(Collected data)
● ● ● ● ●

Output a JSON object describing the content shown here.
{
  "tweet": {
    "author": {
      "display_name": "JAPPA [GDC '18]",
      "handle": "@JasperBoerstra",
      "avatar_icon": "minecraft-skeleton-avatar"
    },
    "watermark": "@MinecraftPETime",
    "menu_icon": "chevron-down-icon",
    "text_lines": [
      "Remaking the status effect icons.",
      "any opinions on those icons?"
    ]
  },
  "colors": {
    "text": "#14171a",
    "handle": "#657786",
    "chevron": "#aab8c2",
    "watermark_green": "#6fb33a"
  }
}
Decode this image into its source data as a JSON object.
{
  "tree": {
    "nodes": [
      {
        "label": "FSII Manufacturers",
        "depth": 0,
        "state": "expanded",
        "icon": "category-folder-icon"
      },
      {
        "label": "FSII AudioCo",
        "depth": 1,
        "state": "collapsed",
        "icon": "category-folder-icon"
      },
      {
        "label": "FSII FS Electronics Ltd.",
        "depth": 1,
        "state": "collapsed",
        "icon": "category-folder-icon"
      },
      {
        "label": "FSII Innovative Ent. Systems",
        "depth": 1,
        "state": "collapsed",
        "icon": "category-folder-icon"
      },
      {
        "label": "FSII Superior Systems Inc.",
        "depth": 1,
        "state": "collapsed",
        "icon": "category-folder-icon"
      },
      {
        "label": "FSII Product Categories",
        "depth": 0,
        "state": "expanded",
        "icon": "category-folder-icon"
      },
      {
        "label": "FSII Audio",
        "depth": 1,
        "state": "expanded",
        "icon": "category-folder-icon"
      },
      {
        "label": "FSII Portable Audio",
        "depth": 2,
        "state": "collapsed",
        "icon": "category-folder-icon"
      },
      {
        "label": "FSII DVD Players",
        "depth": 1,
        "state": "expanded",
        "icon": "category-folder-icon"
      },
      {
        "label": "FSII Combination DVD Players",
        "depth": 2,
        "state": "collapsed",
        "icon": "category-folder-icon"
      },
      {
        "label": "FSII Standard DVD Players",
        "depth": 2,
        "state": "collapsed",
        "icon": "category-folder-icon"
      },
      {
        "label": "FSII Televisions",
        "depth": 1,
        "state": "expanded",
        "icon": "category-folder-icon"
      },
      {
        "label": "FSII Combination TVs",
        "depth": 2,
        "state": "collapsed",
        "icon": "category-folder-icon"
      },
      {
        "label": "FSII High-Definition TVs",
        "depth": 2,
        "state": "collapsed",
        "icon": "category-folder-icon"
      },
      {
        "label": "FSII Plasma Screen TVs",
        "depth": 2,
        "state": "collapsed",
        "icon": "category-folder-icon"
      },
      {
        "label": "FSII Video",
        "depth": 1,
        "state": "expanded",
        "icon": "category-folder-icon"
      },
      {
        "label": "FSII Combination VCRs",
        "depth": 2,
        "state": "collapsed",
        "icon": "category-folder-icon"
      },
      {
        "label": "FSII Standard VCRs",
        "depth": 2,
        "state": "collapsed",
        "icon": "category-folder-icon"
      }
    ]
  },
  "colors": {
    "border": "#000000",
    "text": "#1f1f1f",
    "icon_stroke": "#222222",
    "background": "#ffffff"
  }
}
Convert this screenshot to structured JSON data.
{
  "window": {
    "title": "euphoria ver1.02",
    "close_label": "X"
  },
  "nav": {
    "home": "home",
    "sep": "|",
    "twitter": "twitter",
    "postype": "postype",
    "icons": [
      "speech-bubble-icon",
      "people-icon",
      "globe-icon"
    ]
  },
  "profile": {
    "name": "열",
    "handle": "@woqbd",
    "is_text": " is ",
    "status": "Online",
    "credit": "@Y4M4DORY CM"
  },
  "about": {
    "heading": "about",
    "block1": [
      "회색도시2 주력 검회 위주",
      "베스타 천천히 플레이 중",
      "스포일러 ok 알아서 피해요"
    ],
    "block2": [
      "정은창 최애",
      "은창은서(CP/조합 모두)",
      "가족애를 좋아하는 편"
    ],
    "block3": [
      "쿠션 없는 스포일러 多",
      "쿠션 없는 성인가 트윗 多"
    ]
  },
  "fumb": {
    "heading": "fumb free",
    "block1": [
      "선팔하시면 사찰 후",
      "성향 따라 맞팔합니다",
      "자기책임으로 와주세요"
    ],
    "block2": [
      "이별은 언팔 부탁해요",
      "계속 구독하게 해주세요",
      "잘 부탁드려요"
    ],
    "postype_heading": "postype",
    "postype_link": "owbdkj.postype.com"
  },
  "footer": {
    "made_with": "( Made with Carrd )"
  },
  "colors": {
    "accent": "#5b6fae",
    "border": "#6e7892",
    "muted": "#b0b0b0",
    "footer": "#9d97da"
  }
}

● ● ● ● ●

__What is asked__.
Print the records once more, exactly as they were given.

__In response__.
Output a JSON object describing the content shown here.
{
  "tweet": {
    "author": {
      "display_name": "JAPPA [GDC '18]",
      "handle": "@JasperBoerstra",
      "avatar_icon": "minecraft-skeleton-avatar"
    },
    "watermark": "@MinecraftPETime",
    "menu_icon": "chevron-down-icon",
    "text_lines": [
      "Remaking the status effect icons.",
      "any opinions on those icons?"
    ]
  },
  "colors": {
    "text": "#14171a",
    "handle": "#657786",
    "chevron": "#aab8c2",
    "watermark_green": "#6fb33a"
  }
}
Decode this image into its source data as a JSON object.
{
  "tree": {
    "nodes": [
      {
        "label": "FSII Manufacturers",
        "depth": 0,
        "state": "expanded",
        "icon": "category-folder-icon"
      },
      {
        "label": "FSII AudioCo",
        "depth": 1,
        "state": "collapsed",
        "icon": "category-folder-icon"
      },
      {
        "label": "FSII FS Electronics Ltd.",
        "depth": 1,
        "state": "collapsed",
        "icon": "category-folder-icon"
      },
      {
        "label": "FSII Innovative Ent. Systems",
        "depth": 1,
        "state": "collapsed",
        "icon": "category-folder-icon"
      },
      {
        "label": "FSII Superior Systems Inc.",
        "depth": 1,
        "state": "collapsed",
        "icon": "category-folder-icon"
      },
      {
        "label": "FSII Product Categories",
        "depth": 0,
        "state": "expanded",
        "icon": "category-folder-icon"
      },
      {
        "label": "FSII Audio",
        "depth": 1,
        "state": "expanded",
        "icon": "category-folder-icon"
      },
      {
        "label": "FSII Portable Audio",
        "depth": 2,
        "state": "collapsed",
        "icon": "category-folder-icon"
      },
      {
        "label": "FSII DVD Players",
        "depth": 1,
        "state": "expanded",
        "icon": "category-folder-icon"
      },
      {
        "label": "FSII Combination DVD Players",
        "depth": 2,
        "state": "collapsed",
        "icon": "category-folder-icon"
      },
      {
        "label": "FSII Standard DVD Players",
        "depth": 2,
        "state": "collapsed",
        "icon": "category-folder-icon"
      },
      {
        "label": "FSII Televisions",
        "depth": 1,
        "state": "expanded",
        "icon": "category-folder-icon"
      },
      {
        "label": "FSII Combination TVs",
        "depth": 2,
        "state": "collapsed",
        "icon": "category-folder-icon"
      },
      {
        "label": "FSII High-Definition TVs",
        "depth": 2,
        "state": "collapsed",
        "icon": "category-folder-icon"
      },
      {
        "label": "FSII Plasma Screen TVs",
        "depth": 2,
        "state": "collapsed",
        "icon": "category-folder-icon"
      },
      {
        "label": "FSII Video",
        "depth": 1,
        "state": "expanded",
        "icon": "category-folder-icon"
      },
      {
        "label": "FSII Combination VCRs",
        "depth": 2,
        "state": "collapsed",
        "icon": "category-folder-icon"
      },
      {
        "label": "FSII Standard VCRs",
        "depth": 2,
        "state": "collapsed",
        "icon": "category-folder-icon"
      }
    ]
  },
  "colors": {
    "border": "#000000",
    "text": "#1f1f1f",
    "icon_stroke": "#222222",
    "background": "#ffffff"
  }
}
Convert this screenshot to structured JSON data.
{
  "window": {
    "title": "euphoria ver1.02",
    "close_label": "X"
  },
  "nav": {
    "home": "home",
    "sep": "|",
    "twitter": "twitter",
    "postype": "postype",
    "icons": [
      "speech-bubble-icon",
      "people-icon",
      "globe-icon"
    ]
  },
  "profile": {
    "name": "열",
    "handle": "@woqbd",
    "is_text": " is ",
    "status": "Online",
    "credit": "@Y4M4DORY CM"
  },
  "about": {
    "heading": "about",
    "block1": [
      "회색도시2 주력 검회 위주",
      "베스타 천천히 플레이 중",
      "스포일러 ok 알아서 피해요"
    ],
    "block2": [
      "정은창 최애",
      "은창은서(CP/조합 모두)",
      "가족애를 좋아하는 편"
    ],
    "block3": [
      "쿠션 없는 스포일러 多",
      "쿠션 없는 성인가 트윗 多"
    ]
  },
  "fumb": {
    "heading": "fumb free",
    "block1": [
      "선팔하시면 사찰 후",
      "성향 따라 맞팔합니다",
      "자기책임으로 와주세요"
    ],
    "block2": [
      "이별은 언팔 부탁해요",
      "계속 구독하게 해주세요",
      "잘 부탁드려요"
    ],
    "postype_heading": "postype",
    "postype_link": "owbdkj.postype.com"
  },
  "footer": {
    "made_with": "( Made with Carrd )"
  },
  "colors": {
    "accent": "#5b6fae",
    "border": "#6e7892",
    "muted": "#b0b0b0",
    "footer": "#9d97da"
  }
}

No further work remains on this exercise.